What is required: Using the material below, copy every line where "Katarzyna" appears.

[Data entries]
start

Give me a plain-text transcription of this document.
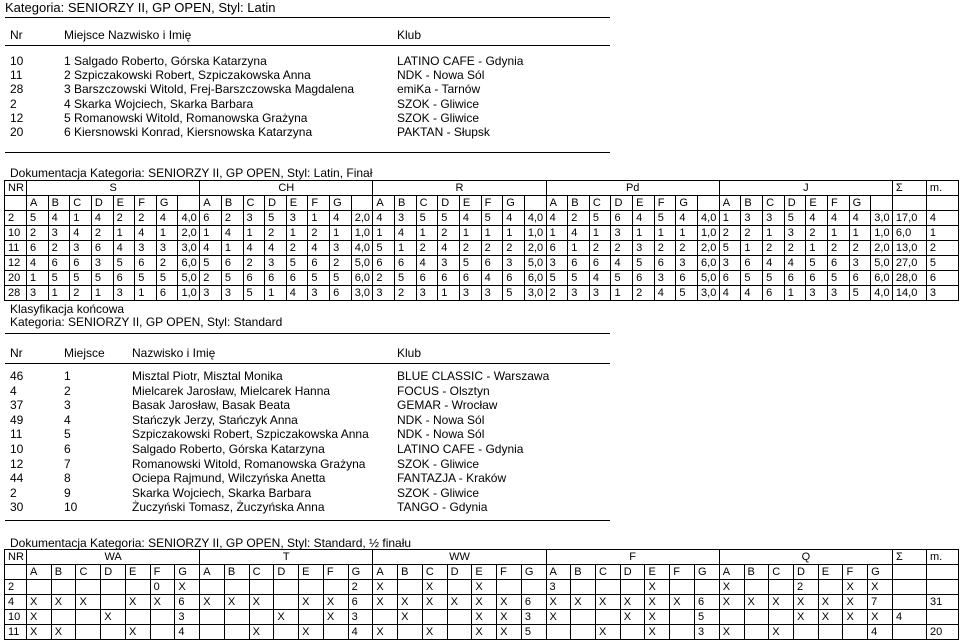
Kategoria: SENIORZY II, GP OPEN, Styl: Latin
Nr	Miejsce Nazwisko i Imię	Klub
10	1 Salgado Roberto, Górska Katarzyna	LATINO CAFE - Gdynia
11	2 Szpiczakowski Robert, Szpiczakowska Anna	NDK - Nowa Sól
28	3 Barszczowski Witold, Frej-Barszczowska Magdalena	emiKa - Tarnów
2	4 Skarka Wojciech, Skarka Barbara	SZOK - Gliwice
12	5 Romanowski Witold, Romanowska Grażyna	SZOK - Gliwice
20	6 Kiersnowski Konrad, Kiersnowska Katarzyna	PAKTAN - Słupsk
Dokumentacja Kategoria: SENIORZY II, GP OPEN, Styl: Latin, Finał
NR	S								CH								R								Pd								J								Σ	m.
	A	B	C	D	E	F	G		A	B	C	D	E	F	G		A	B	C	D	E	F	G		A	B	C	D	E	F	G		A	B	C	D	E	F	G			
2	5	4	1	4	2	2	4	4,0	6	2	3	5	3	1	4	2,0	4	3	5	5	4	5	4	4,0	4	2	5	6	4	5	4	4,0	1	3	3	5	4	4	4	3,0	17,0	4
10	2	3	4	2	1	4	1	2,0	1	4	1	2	1	2	1	1,0	1	4	1	2	1	1	1	1,0	1	4	1	3	1	1	1	1,0	2	2	1	3	2	1	1	1,0	6,0	1
11	6	2	3	6	4	3	3	3,0	4	1	4	4	2	4	3	4,0	5	1	2	4	2	2	2	2,0	6	1	2	2	3	2	2	2,0	5	1	2	2	1	2	2	2,0	13,0	2
12	4	6	6	3	5	6	2	6,0	5	6	2	3	5	6	2	5,0	6	6	4	3	5	6	3	5,0	3	6	6	4	5	6	3	6,0	3	6	4	4	5	6	3	5,0	27,0	5
20	1	5	5	5	6	5	5	5,0	2	5	6	6	6	5	5	6,0	2	5	6	6	6	4	6	6,0	5	5	4	5	6	3	6	5,0	6	5	5	6	6	5	6	6,0	28,0	6
28	3	1	2	1	3	1	6	1,0	3	3	5	1	4	3	6	3,0	3	2	3	1	3	3	5	3,0	2	3	3	1	2	4	5	3,0	4	4	6	1	3	3	5	4,0	14,0	3
Klasyfikacja końcowa
Kategoria: SENIORZY II, GP OPEN, Styl: Standard
Nr	Miejsce Nazwisko i Imię	Klub
46	1	Misztal Piotr, Misztal Monika	BLUE CLASSIC - Warszawa
4	2	Mielcarek Jarosław, Mielcarek Hanna	FOCUS - Olsztyn
37	3	Basak Jarosław, Basak Beata	GEMAR - Wrocław
49	4	Stańczyk Jerzy, Stańczyk Anna	NDK - Nowa Sól
11	5	Szpiczakowski Robert, Szpiczakowska Anna NDK - Nowa Sól
10	6	Salgado Roberto, Górska Katarzyna	LATINO CAFE - Gdynia
12	7	Romanowski Witold, Romanowska Grażyna	SZOK - Gliwice
44	8	Ociepa Rajmund, Wilczyńska Anetta	FANTAZJA - Kraków
2	9	Skarka Wojciech, Skarka Barbara	SZOK - Gliwice
30	10	Żuczyński Tomasz, Żuczyńska Anna	TANGO - Gdynia
Dokumentacja Kategoria: SENIORZY II, GP OPEN, Styl: Standard, ½ finału
NR	WA							T							WW							F							Q							Σ	m.	
	A	B	C	D	E	F	G	A	B	C	D	E	F	G	A	B	C	D	E	F	G	A	B	C	D	E	F	G	A	B	C	D	E	F	G			
2						0	X							2	X		X		X			3				X			X			2		X	X						
4	X	X	X		X	X	6	X	X	X		X	X	6	X	X	X	X	X	X	6	X	X	X	X	X	X	6	X	X	X	X	X	X	7		31	
10	X			X			3				X		X	3		X			X	X	3	X			X	X		5				X	X	X	X	4			
11	X	X			X		4			X		X		4	X		X		X	X	5			X		X		3	X		X				4		20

end

Solution to this problem:
10	1 Salgado Roberto, Górska Katarzyna	LATINO CAFE - Gdynia
20	6 Kiersnowski Konrad, Kiersnowska Katarzyna	PAKTAN - Słupsk
10	6	Salgado Roberto, Górska Katarzyna	LATINO CAFE - Gdynia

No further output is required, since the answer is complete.